-- DATA start --

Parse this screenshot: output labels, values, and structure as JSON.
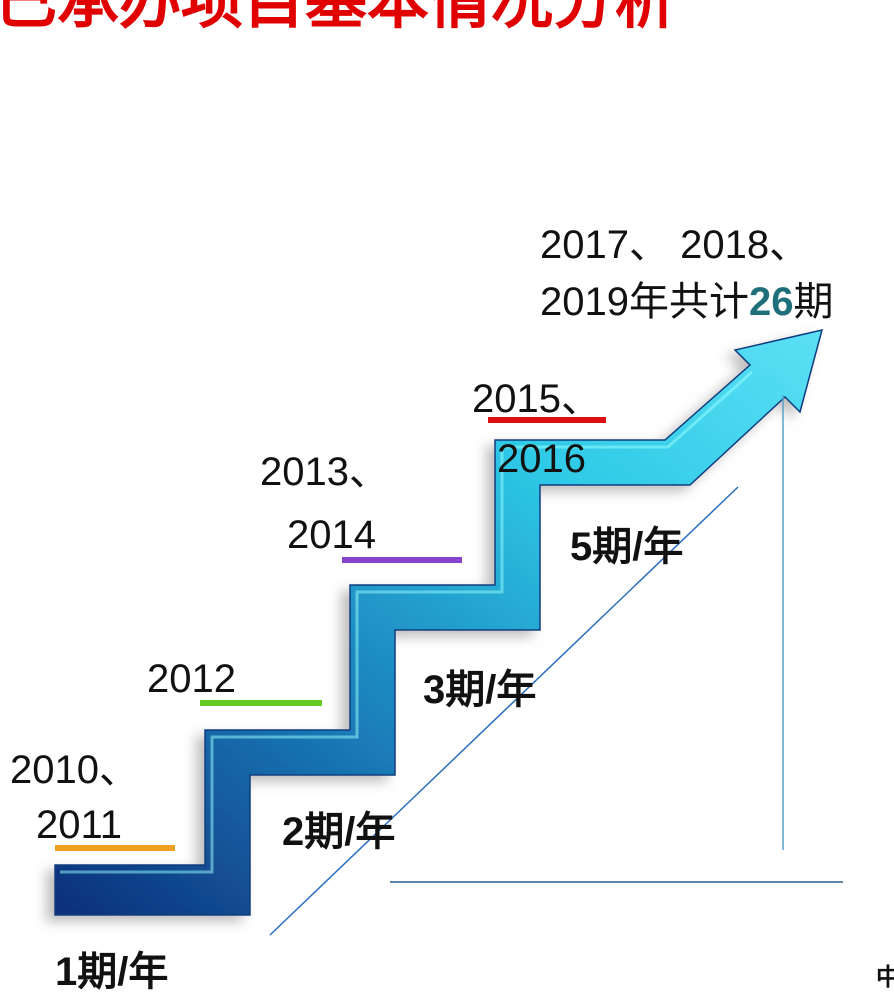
{
  "title": "已承办项目基本情况分析",
  "year_labels": [
    {
      "lines": [
        "2010、",
        "2011"
      ]
    },
    {
      "lines": [
        "2012"
      ]
    },
    {
      "lines": [
        "2013、",
        "2014"
      ]
    },
    {
      "lines": [
        "2015、",
        "2016"
      ]
    }
  ],
  "rates": [
    "1期/年",
    "2期/年",
    "3期/年",
    "5期/年"
  ],
  "final_label": {
    "line1": "2017、 2018、",
    "line2_text": "2019年共计",
    "total": "26",
    "unit": "期"
  },
  "corner_text": "中"
}
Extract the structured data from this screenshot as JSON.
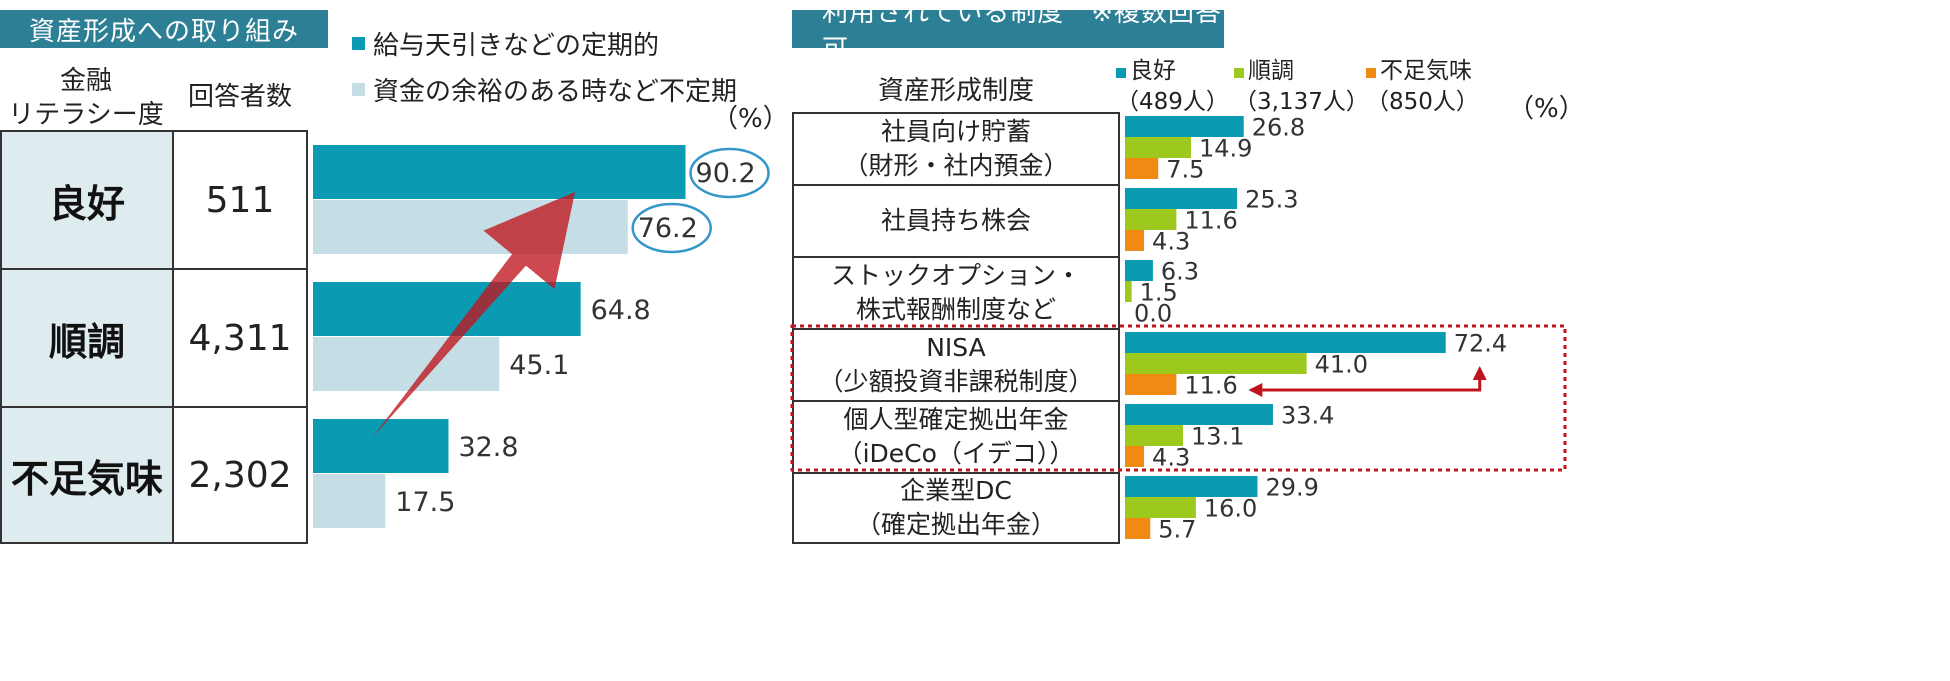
{
  "left": {
    "header": "資産形成への取り組み",
    "col_literacy_line1": "金融",
    "col_literacy_line2": "リテラシー度",
    "col_respondents": "回答者数",
    "rows": [
      {
        "level": "良好",
        "count": "511"
      },
      {
        "level": "順調",
        "count": "4,311"
      },
      {
        "level": "不足気味",
        "count": "2,302"
      }
    ],
    "legend": [
      "給与天引きなどの定期的",
      "資金の余裕のある時など不定期"
    ],
    "unit": "（%）"
  },
  "right": {
    "header": "利用されている制度　※複数回答可",
    "col_system": "資産形成制度",
    "legend": [
      {
        "name": "良好",
        "n": "（489人）"
      },
      {
        "name": "順調",
        "n": "（3,137人）"
      },
      {
        "name": "不足気味",
        "n": "（850人）"
      }
    ],
    "unit": "（%）",
    "rows": [
      {
        "line1": "社員向け貯蓄",
        "line2": "（財形・社内預金）"
      },
      {
        "line1": "社員持ち株会",
        "line2": ""
      },
      {
        "line1": "ストックオプション・",
        "line2": "株式報酬制度など"
      },
      {
        "line1": "NISA",
        "line2": "（少額投資非課税制度）"
      },
      {
        "line1": "個人型確定拠出年金",
        "line2": "（iDeCo（イデコ））"
      },
      {
        "line1": "企業型DC",
        "line2": "（確定拠出年金）"
      }
    ]
  },
  "colors": {
    "header": "#2d7f95",
    "teal": "#0a9bb2",
    "lightblue": "#c5dde4",
    "green": "#9dc81d",
    "orange": "#f08a12",
    "red": "#c0141d",
    "circle": "#3596c9"
  },
  "chart_data": [
    {
      "type": "bar",
      "orientation": "horizontal",
      "categories": [
        "良好",
        "順調",
        "不足気味"
      ],
      "series": [
        {
          "name": "給与天引きなどの定期的",
          "values": [
            90.2,
            64.8,
            32.8
          ]
        },
        {
          "name": "資金の余裕のある時など不定期",
          "values": [
            76.2,
            45.1,
            17.5
          ]
        }
      ],
      "xlim": [
        0,
        100
      ]
    },
    {
      "type": "bar",
      "orientation": "horizontal",
      "categories": [
        "社員向け貯蓄（財形・社内預金）",
        "社員持ち株会",
        "ストックオプション・株式報酬制度など",
        "NISA（少額投資非課税制度）",
        "個人型確定拠出年金（iDeCo（イデコ））",
        "企業型DC（確定拠出年金）"
      ],
      "series": [
        {
          "name": "良好",
          "values": [
            26.8,
            25.3,
            6.3,
            72.4,
            33.4,
            29.9
          ]
        },
        {
          "name": "順調",
          "values": [
            14.9,
            11.6,
            1.5,
            41.0,
            13.1,
            16.0
          ]
        },
        {
          "name": "不足気味",
          "values": [
            7.5,
            4.3,
            0.0,
            11.6,
            4.3,
            5.7
          ]
        }
      ],
      "xlim": [
        0,
        100
      ]
    }
  ]
}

-- DATA end --

**EXERCISE DETAILS**
Print each entry shown above with exact wording and no pictures.

**RIGHT ANSWER**
Parse this screenshot: output labels, values, and structure as JSON.
{
  "title": "已承办项目基本情况分析",
  "year_labels": [
    {
      "lines": [
        "2010、",
        "2011"
      ]
    },
    {
      "lines": [
        "2012"
      ]
    },
    {
      "lines": [
        "2013、",
        "2014"
      ]
    },
    {
      "lines": [
        "2015、",
        "2016"
      ]
    }
  ],
  "rates": [
    "1期/年",
    "2期/年",
    "3期/年",
    "5期/年"
  ],
  "final_label": {
    "line1": "2017、 2018、",
    "line2_text": "2019年共计",
    "total": "26",
    "unit": "期"
  },
  "corner_text": "中"
}
Extract the structured data from this screenshot as JSON.
{
  "left": {
    "header": "資産形成への取り組み",
    "col_literacy_line1": "金融",
    "col_literacy_line2": "リテラシー度",
    "col_respondents": "回答者数",
    "rows": [
      {
        "level": "良好",
        "count": "511"
      },
      {
        "level": "順調",
        "count": "4,311"
      },
      {
        "level": "不足気味",
        "count": "2,302"
      }
    ],
    "legend": [
      "給与天引きなどの定期的",
      "資金の余裕のある時など不定期"
    ],
    "unit": "（%）"
  },
  "right": {
    "header": "利用されている制度　※複数回答可",
    "col_system": "資産形成制度",
    "legend": [
      {
        "name": "良好",
        "n": "（489人）"
      },
      {
        "name": "順調",
        "n": "（3,137人）"
      },
      {
        "name": "不足気味",
        "n": "（850人）"
      }
    ],
    "unit": "（%）",
    "rows": [
      {
        "line1": "社員向け貯蓄",
        "line2": "（財形・社内預金）"
      },
      {
        "line1": "社員持ち株会",
        "line2": ""
      },
      {
        "line1": "ストックオプション・",
        "line2": "株式報酬制度など"
      },
      {
        "line1": "NISA",
        "line2": "（少額投資非課税制度）"
      },
      {
        "line1": "個人型確定拠出年金",
        "line2": "（iDeCo（イデコ））"
      },
      {
        "line1": "企業型DC",
        "line2": "（確定拠出年金）"
      }
    ]
  },
  "colors": {
    "header": "#2d7f95",
    "teal": "#0a9bb2",
    "lightblue": "#c5dde4",
    "green": "#9dc81d",
    "orange": "#f08a12",
    "red": "#c0141d",
    "circle": "#3596c9"
  },
  "chart_data": [
    {
      "type": "bar",
      "orientation": "horizontal",
      "categories": [
        "良好",
        "順調",
        "不足気味"
      ],
      "series": [
        {
          "name": "給与天引きなどの定期的",
          "values": [
            90.2,
            64.8,
            32.8
          ]
        },
        {
          "name": "資金の余裕のある時など不定期",
          "values": [
            76.2,
            45.1,
            17.5
          ]
        }
      ],
      "xlim": [
        0,
        100
      ]
    },
    {
      "type": "bar",
      "orientation": "horizontal",
      "categories": [
        "社員向け貯蓄（財形・社内預金）",
        "社員持ち株会",
        "ストックオプション・株式報酬制度など",
        "NISA（少額投資非課税制度）",
        "個人型確定拠出年金（iDeCo（イデコ））",
        "企業型DC（確定拠出年金）"
      ],
      "series": [
        {
          "name": "良好",
          "values": [
            26.8,
            25.3,
            6.3,
            72.4,
            33.4,
            29.9
          ]
        },
        {
          "name": "順調",
          "values": [
            14.9,
            11.6,
            1.5,
            41.0,
            13.1,
            16.0
          ]
        },
        {
          "name": "不足気味",
          "values": [
            7.5,
            4.3,
            0.0,
            11.6,
            4.3,
            5.7
          ]
        }
      ],
      "xlim": [
        0,
        100
      ]
    }
  ]
}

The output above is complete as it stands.